§ **EXERCISE**: Copy every line that contains the string "search" from the entries below.

§ **INFORMATION PROVIDED**:
* begin *

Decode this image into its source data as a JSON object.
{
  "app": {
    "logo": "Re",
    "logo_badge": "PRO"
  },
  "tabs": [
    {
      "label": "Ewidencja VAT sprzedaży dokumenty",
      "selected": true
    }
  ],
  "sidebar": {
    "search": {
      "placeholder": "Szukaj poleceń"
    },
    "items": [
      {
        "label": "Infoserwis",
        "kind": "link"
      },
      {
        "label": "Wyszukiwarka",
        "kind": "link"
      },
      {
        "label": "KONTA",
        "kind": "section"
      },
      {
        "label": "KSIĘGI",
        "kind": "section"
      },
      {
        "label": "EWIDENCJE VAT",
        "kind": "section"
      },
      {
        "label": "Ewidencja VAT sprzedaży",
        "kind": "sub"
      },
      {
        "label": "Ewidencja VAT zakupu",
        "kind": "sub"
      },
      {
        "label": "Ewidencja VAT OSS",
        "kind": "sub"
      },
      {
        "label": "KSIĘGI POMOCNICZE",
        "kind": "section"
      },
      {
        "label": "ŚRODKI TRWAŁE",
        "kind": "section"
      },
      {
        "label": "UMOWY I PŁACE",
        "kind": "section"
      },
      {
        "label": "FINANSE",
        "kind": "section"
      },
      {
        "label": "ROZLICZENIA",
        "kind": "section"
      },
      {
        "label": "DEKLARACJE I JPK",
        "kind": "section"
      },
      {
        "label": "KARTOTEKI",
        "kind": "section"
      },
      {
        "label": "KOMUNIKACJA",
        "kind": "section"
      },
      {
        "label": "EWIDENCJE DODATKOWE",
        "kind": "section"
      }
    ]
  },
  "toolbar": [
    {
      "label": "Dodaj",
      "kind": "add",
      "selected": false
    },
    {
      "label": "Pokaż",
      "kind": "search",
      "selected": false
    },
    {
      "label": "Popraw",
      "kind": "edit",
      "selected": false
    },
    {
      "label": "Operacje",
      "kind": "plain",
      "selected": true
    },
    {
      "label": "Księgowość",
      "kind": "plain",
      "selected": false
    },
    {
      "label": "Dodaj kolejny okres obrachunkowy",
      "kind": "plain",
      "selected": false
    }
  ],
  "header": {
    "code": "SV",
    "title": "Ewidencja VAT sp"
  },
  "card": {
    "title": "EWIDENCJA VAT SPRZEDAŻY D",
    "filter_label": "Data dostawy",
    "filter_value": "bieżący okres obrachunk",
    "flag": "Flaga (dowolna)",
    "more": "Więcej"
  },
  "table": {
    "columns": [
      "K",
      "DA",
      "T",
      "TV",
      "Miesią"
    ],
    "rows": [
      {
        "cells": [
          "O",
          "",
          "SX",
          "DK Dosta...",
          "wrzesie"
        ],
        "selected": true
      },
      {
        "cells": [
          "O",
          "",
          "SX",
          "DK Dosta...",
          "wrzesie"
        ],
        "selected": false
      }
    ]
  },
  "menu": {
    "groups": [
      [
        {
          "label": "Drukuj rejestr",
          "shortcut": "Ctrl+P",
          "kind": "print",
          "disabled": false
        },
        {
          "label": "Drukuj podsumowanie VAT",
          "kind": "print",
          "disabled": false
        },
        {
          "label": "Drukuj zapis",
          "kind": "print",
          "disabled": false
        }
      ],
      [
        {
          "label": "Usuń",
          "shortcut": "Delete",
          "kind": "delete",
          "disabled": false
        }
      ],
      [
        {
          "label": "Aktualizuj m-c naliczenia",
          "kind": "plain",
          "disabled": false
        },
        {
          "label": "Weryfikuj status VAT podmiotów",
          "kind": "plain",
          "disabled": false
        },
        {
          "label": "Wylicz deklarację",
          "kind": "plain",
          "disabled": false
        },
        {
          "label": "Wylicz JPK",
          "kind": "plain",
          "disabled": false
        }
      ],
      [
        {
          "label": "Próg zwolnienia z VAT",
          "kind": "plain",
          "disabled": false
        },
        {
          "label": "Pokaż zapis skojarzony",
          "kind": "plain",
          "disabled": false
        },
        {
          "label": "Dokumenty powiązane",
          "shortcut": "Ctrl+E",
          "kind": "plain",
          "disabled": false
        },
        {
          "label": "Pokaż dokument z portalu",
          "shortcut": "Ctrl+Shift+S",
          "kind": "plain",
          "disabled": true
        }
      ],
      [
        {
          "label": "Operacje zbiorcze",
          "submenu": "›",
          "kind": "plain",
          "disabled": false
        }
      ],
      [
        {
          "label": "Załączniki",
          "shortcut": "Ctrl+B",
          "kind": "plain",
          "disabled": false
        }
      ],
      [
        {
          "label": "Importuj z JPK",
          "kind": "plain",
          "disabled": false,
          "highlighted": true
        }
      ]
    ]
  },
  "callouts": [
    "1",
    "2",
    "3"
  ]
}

* end *
* begin *

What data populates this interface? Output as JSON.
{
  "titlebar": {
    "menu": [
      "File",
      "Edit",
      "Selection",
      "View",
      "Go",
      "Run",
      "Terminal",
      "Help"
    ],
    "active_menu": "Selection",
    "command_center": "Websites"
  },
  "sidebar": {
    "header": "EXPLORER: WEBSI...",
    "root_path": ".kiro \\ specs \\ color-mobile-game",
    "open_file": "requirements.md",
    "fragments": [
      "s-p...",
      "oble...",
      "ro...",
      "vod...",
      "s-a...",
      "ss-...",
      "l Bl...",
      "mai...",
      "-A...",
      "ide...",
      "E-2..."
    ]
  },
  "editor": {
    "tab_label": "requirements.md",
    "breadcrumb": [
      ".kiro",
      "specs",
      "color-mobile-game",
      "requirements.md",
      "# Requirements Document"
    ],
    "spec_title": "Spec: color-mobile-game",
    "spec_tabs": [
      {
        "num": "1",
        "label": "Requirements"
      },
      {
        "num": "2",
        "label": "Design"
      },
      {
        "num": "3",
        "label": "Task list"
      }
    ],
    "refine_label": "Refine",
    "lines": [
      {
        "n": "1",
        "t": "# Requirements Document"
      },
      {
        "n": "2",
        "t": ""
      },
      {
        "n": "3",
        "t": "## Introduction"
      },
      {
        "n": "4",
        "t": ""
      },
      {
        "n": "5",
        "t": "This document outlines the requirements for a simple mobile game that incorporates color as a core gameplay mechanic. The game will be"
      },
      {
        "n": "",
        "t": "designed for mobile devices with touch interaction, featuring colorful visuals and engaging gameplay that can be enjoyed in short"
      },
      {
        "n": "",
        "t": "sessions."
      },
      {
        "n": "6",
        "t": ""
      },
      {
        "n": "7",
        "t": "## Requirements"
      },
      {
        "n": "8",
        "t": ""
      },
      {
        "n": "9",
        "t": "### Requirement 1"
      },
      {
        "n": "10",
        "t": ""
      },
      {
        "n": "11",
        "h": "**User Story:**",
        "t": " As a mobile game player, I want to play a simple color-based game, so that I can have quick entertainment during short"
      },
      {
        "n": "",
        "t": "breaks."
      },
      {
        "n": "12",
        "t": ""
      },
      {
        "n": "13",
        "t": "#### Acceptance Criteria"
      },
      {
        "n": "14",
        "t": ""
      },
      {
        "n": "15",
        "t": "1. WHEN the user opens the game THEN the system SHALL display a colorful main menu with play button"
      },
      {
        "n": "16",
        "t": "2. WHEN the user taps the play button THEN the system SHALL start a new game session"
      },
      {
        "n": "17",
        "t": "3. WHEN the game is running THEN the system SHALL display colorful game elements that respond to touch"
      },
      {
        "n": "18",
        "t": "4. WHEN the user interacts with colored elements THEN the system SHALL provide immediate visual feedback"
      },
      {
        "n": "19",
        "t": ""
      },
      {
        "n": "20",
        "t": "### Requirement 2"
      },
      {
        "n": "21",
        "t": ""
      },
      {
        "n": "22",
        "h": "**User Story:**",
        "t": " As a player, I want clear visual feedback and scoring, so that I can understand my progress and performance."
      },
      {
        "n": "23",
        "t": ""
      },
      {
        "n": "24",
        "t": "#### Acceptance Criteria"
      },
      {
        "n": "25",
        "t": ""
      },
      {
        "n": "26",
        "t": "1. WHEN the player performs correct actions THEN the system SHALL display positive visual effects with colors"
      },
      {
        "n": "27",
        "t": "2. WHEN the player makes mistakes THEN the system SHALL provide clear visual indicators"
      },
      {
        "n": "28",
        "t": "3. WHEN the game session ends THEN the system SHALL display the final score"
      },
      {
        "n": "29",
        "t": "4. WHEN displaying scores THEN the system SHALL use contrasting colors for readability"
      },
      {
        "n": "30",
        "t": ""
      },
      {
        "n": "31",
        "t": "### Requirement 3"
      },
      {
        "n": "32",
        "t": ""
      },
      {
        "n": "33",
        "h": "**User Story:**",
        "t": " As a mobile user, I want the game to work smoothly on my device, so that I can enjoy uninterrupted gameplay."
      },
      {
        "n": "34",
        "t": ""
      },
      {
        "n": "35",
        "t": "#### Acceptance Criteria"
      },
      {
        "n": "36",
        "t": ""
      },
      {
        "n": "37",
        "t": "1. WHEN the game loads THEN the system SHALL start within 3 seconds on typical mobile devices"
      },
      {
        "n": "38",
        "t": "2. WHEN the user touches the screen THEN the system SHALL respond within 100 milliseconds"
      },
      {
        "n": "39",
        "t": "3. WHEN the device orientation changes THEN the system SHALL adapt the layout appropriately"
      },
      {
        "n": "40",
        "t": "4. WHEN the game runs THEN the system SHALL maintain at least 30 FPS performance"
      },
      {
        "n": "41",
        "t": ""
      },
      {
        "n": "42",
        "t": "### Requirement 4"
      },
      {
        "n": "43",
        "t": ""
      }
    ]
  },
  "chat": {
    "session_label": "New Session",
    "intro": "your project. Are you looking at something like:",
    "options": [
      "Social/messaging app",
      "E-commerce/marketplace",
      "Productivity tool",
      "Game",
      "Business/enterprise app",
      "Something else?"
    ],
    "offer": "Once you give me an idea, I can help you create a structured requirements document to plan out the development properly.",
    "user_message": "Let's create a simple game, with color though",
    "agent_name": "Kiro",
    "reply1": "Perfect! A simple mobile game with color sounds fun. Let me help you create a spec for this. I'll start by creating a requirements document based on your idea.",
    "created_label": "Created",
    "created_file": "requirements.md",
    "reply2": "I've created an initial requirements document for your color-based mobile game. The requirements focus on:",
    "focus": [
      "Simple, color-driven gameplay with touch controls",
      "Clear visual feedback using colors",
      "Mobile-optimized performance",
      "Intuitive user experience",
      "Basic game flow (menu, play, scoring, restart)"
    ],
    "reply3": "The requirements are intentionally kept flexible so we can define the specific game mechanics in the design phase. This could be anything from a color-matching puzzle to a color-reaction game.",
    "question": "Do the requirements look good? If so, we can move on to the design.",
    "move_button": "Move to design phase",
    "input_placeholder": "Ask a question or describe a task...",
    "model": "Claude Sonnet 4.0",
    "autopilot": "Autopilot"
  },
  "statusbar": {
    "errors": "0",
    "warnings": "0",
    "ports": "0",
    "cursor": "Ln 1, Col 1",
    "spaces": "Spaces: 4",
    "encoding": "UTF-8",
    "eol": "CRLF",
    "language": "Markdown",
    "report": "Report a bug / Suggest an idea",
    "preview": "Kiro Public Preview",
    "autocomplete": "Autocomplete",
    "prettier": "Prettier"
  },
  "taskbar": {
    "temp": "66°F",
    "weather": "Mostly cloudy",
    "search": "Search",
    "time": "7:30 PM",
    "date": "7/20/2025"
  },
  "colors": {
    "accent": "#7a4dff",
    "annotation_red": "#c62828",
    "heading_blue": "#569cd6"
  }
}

* end *
* begin *

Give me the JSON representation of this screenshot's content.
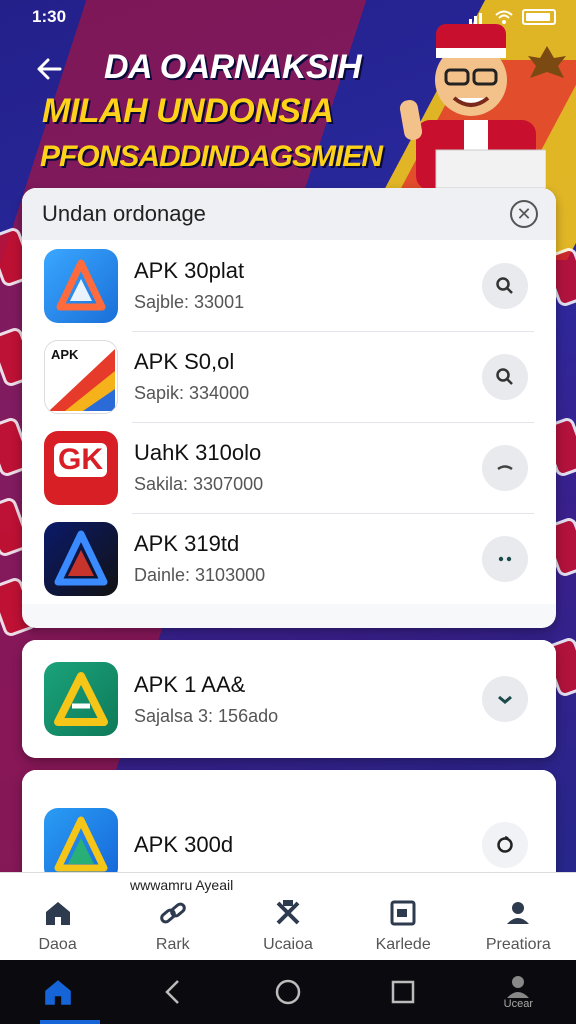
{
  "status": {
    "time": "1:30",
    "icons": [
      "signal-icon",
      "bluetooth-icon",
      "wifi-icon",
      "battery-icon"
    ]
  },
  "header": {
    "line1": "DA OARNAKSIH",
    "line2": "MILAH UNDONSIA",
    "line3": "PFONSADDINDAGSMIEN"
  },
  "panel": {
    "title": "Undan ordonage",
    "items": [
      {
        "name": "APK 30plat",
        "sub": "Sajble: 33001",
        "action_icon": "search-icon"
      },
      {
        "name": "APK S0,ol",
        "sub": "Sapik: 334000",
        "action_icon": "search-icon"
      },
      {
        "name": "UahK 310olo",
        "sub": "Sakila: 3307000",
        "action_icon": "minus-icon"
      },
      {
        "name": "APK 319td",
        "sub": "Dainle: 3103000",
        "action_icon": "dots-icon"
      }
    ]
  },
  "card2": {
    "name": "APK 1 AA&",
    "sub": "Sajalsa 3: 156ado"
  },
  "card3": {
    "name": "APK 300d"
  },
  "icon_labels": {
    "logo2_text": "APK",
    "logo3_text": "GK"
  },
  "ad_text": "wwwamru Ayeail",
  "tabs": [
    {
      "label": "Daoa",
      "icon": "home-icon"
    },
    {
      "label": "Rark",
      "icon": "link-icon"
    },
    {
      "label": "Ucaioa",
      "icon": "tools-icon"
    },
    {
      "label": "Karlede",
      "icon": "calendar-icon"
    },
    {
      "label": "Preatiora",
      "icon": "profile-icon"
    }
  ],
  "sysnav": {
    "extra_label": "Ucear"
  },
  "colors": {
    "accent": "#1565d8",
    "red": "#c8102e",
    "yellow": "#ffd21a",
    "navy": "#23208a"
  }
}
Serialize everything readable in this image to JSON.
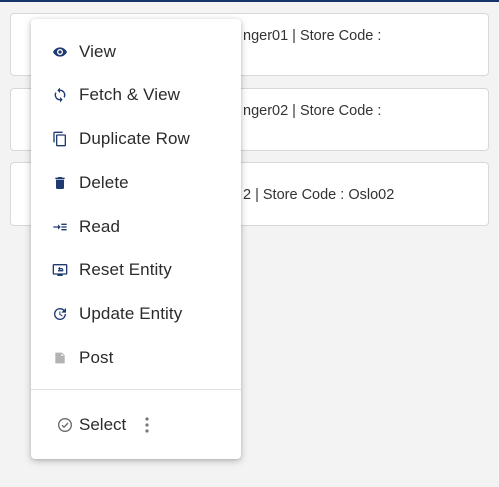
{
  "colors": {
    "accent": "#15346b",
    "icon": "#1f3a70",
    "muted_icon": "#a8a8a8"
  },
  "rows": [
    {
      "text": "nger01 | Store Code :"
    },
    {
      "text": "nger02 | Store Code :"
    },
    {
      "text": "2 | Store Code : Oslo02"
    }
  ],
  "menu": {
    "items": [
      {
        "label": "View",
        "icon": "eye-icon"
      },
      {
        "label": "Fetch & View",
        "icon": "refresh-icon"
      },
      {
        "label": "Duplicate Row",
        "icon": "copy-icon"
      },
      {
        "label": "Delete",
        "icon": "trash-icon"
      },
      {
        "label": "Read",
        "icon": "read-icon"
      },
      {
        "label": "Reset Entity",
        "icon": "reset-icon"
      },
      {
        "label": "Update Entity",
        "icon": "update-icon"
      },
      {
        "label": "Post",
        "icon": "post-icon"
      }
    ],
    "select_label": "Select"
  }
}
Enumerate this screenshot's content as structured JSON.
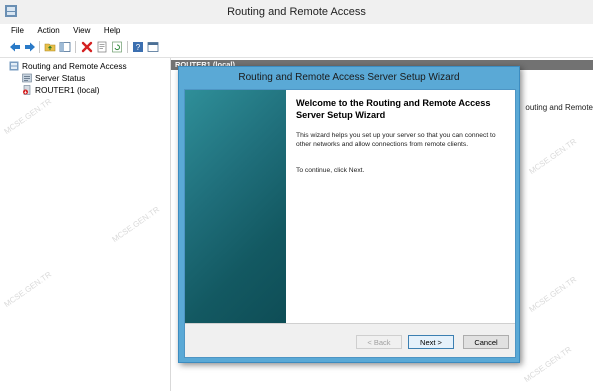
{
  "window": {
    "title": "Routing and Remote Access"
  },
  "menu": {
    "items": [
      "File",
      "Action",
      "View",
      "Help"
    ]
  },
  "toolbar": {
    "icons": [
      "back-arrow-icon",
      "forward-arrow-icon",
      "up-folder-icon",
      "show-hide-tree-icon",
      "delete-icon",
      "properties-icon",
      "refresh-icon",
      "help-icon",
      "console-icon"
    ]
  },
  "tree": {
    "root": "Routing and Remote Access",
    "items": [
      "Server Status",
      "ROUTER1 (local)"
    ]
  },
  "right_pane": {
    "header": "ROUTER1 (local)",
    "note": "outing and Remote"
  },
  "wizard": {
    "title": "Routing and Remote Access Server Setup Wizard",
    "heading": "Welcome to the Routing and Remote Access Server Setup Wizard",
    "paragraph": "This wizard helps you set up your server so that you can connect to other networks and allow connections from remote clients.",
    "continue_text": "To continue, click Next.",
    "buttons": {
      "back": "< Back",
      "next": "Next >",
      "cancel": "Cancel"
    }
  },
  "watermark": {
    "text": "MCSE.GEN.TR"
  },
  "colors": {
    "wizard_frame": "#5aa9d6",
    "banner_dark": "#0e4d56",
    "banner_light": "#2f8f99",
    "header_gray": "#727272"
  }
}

* end *

§ **TASK SOLUTION**:
    "search": {
      "kind": "search",
    "search": "Search",
        "action_icon": "search-icon"
        "action_icon": "search-icon"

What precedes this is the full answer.